======== EXCERPTED RECORDS ========
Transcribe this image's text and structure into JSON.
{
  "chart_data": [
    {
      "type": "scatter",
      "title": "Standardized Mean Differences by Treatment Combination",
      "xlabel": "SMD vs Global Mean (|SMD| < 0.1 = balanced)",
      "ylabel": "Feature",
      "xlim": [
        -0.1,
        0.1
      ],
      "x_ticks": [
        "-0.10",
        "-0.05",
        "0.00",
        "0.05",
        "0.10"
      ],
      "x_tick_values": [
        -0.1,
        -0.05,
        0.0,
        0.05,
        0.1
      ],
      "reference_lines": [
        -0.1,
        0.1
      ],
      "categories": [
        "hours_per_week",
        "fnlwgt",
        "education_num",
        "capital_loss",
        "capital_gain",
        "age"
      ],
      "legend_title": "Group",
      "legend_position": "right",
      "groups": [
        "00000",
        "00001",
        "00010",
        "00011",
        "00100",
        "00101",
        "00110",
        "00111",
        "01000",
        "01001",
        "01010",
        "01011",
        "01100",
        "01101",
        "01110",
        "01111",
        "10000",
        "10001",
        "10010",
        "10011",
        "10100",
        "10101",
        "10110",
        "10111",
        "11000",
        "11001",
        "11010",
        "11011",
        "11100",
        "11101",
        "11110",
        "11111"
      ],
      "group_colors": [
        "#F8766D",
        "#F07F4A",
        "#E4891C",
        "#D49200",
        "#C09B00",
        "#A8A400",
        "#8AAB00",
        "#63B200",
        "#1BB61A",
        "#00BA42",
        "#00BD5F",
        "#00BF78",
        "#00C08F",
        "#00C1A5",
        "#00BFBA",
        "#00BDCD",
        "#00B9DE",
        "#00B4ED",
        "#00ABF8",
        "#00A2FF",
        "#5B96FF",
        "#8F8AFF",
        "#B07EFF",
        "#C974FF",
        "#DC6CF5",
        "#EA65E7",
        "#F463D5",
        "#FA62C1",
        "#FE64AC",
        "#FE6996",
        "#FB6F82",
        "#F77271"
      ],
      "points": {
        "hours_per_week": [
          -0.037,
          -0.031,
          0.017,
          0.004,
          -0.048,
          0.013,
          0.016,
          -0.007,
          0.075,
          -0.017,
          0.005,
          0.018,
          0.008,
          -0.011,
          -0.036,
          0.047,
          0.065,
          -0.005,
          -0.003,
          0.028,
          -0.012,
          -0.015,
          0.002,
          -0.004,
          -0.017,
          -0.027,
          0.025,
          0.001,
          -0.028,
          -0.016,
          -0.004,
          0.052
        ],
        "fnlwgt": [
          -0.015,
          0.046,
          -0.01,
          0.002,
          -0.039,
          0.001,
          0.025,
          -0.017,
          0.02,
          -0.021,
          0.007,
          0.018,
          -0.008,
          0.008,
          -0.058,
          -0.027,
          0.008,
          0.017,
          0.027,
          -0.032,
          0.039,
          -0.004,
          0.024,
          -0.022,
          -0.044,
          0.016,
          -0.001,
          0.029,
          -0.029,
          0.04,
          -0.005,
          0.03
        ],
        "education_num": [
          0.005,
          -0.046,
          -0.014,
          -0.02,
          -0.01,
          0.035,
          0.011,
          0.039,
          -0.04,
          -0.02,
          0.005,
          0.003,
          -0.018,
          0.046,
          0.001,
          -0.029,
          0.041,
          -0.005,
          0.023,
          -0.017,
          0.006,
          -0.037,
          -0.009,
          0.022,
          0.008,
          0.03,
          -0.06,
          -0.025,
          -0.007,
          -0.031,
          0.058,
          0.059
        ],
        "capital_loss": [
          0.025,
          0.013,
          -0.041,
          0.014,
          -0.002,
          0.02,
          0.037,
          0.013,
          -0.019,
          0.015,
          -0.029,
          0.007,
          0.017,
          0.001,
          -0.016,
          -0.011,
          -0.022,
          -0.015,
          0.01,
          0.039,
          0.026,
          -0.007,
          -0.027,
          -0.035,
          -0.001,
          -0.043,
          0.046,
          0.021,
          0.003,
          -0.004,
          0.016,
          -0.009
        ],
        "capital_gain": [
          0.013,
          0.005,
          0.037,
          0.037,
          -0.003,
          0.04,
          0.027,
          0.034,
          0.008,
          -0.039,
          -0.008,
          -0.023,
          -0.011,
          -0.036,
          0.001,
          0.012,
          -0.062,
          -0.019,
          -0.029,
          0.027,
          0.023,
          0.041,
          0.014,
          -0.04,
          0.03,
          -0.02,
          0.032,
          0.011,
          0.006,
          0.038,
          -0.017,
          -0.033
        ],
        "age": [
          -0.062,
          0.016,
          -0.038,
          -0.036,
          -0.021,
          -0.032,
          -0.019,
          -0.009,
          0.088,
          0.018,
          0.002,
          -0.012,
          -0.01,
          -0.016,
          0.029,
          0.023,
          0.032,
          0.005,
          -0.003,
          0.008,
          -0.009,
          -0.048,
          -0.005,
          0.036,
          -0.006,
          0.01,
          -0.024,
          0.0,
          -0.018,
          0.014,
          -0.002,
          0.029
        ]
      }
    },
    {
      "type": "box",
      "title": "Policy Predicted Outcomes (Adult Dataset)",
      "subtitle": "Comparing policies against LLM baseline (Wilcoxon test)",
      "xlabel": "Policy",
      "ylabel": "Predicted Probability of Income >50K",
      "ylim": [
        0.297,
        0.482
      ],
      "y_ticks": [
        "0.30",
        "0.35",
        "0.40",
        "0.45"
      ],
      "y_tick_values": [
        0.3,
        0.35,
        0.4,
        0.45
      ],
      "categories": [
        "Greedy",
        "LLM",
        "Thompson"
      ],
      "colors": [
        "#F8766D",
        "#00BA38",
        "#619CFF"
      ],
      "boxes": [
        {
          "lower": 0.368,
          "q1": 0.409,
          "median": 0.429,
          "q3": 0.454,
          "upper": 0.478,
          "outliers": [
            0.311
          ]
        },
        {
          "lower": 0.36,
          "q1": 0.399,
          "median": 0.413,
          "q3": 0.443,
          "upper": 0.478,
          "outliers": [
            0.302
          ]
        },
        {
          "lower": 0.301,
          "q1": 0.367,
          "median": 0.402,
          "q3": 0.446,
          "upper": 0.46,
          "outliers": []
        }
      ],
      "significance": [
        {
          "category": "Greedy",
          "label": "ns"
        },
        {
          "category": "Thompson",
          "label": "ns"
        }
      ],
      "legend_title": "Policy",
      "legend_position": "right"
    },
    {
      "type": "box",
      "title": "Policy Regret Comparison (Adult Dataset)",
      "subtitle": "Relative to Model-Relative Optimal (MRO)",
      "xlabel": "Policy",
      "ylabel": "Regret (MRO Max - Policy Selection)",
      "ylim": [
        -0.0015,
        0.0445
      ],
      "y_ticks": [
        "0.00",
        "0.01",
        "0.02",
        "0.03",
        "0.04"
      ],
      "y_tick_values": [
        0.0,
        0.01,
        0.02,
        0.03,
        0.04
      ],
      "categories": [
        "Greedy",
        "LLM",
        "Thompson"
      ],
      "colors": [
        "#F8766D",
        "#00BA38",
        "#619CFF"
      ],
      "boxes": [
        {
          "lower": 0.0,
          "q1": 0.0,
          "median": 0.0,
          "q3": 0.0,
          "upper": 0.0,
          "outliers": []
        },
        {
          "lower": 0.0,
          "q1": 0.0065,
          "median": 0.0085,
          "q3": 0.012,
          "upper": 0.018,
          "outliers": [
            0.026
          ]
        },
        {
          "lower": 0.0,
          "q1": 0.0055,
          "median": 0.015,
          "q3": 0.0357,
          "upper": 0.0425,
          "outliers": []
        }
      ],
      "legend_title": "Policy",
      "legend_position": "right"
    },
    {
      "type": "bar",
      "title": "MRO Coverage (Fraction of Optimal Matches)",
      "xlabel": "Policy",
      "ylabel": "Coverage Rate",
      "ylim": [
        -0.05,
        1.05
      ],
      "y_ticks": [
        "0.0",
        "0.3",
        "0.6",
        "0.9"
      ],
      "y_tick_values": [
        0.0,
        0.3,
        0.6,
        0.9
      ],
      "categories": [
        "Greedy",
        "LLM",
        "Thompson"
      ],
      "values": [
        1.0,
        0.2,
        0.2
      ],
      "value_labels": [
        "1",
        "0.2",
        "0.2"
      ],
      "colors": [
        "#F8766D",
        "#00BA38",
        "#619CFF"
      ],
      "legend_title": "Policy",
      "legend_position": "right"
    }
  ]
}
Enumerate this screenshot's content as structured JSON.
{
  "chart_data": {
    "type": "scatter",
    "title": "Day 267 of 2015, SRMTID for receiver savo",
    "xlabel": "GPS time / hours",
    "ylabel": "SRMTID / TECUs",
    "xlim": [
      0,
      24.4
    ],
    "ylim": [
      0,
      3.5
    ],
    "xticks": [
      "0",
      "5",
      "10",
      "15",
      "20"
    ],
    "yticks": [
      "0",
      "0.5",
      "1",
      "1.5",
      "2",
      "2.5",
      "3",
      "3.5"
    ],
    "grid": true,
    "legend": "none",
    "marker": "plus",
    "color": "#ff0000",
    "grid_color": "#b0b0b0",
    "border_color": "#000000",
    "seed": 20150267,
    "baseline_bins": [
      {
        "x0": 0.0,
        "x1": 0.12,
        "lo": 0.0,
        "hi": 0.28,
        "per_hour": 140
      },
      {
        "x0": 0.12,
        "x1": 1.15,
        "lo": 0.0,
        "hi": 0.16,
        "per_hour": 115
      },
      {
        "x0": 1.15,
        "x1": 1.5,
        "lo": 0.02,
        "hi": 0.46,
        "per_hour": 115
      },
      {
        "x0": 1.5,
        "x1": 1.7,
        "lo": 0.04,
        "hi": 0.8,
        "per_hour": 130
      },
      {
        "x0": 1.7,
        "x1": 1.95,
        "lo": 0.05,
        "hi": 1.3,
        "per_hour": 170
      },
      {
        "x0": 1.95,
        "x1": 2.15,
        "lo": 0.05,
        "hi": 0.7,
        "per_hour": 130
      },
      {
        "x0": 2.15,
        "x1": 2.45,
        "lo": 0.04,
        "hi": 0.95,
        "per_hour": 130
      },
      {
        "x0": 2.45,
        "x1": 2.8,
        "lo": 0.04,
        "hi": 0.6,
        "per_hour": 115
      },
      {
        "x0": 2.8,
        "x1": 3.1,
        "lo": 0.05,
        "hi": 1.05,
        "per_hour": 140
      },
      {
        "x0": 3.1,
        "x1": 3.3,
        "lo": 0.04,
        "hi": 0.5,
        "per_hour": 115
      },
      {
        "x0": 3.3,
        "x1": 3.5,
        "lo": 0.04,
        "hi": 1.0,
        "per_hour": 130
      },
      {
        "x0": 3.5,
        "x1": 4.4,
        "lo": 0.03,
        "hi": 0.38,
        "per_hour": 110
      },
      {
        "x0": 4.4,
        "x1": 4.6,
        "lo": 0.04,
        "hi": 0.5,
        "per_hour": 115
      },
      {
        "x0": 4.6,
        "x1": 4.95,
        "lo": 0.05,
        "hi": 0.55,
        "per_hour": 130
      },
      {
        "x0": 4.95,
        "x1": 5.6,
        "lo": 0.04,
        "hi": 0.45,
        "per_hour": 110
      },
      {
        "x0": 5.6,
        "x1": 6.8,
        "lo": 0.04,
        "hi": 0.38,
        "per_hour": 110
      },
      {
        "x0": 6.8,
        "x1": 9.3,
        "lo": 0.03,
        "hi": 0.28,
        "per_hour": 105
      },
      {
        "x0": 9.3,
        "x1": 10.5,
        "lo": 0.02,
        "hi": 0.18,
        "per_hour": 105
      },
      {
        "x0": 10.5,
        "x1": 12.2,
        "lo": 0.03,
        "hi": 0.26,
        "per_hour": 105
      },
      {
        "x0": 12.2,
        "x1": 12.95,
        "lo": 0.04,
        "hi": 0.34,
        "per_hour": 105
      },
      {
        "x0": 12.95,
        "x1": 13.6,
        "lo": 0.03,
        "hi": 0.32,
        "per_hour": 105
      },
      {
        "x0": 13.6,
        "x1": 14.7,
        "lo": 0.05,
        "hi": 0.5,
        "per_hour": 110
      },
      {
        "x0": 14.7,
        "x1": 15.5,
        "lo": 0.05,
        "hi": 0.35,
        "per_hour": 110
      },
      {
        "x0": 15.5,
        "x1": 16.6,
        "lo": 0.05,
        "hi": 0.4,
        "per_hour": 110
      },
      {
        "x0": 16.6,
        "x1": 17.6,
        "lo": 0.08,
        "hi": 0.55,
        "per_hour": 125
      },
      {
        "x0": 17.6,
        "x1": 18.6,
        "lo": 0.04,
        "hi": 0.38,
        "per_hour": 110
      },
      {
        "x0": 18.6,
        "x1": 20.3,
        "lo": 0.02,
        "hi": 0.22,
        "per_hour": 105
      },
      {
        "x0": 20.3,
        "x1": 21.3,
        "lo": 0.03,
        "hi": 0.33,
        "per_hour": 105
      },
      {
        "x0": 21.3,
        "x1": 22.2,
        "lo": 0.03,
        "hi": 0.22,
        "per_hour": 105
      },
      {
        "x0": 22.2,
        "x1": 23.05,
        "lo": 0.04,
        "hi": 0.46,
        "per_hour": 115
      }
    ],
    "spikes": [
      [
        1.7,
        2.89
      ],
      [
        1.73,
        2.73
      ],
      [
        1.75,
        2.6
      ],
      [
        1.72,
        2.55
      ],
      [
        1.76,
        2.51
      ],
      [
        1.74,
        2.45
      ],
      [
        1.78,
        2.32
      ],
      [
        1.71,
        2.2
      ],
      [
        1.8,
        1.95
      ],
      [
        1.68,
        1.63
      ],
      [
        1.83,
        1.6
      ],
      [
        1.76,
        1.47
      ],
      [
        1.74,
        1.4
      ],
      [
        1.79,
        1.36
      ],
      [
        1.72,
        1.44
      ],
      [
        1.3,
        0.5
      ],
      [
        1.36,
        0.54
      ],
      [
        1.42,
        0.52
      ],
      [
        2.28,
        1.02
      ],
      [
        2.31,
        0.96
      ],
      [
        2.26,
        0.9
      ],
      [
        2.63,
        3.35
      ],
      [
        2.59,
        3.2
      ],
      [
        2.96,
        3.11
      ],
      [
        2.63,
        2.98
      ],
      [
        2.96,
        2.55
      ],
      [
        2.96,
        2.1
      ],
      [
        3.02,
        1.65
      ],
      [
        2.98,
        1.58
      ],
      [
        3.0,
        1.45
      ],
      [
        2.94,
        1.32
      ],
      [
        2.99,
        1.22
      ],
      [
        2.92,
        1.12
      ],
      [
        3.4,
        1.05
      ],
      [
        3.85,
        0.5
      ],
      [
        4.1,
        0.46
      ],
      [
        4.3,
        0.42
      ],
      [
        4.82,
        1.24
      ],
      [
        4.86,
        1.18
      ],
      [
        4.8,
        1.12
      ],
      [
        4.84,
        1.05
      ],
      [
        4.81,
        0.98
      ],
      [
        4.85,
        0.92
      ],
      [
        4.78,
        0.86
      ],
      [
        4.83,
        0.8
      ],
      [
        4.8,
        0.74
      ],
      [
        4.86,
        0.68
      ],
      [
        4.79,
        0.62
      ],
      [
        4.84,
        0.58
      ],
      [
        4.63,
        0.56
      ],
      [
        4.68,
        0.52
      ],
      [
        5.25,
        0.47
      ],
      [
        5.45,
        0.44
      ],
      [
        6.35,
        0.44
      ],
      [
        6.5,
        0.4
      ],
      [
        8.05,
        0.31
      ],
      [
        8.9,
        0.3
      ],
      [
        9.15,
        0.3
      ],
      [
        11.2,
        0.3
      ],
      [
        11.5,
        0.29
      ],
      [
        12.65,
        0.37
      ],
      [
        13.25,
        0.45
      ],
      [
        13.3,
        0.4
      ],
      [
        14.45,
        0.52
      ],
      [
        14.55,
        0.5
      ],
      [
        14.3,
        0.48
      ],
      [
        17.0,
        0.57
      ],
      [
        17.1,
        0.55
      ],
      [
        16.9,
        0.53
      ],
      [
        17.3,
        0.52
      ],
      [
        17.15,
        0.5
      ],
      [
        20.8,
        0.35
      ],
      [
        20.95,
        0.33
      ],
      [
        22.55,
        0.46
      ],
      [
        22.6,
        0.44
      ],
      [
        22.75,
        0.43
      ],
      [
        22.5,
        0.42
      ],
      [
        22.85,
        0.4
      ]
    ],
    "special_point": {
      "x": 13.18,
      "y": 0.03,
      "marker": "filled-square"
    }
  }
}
========
* [EXERCISE]: Examine the records and pull out every line where the string "ylabel" occurs.

* [ANSWER TO THIS PROBLEM]:
      "ylabel": "Feature",
      "ylabel": "Predicted Probability of Income >50K",
      "ylabel": "Regret (MRO Max - Policy Selection)",
      "ylabel": "Coverage Rate",
    "ylabel": "SRMTID / TECUs",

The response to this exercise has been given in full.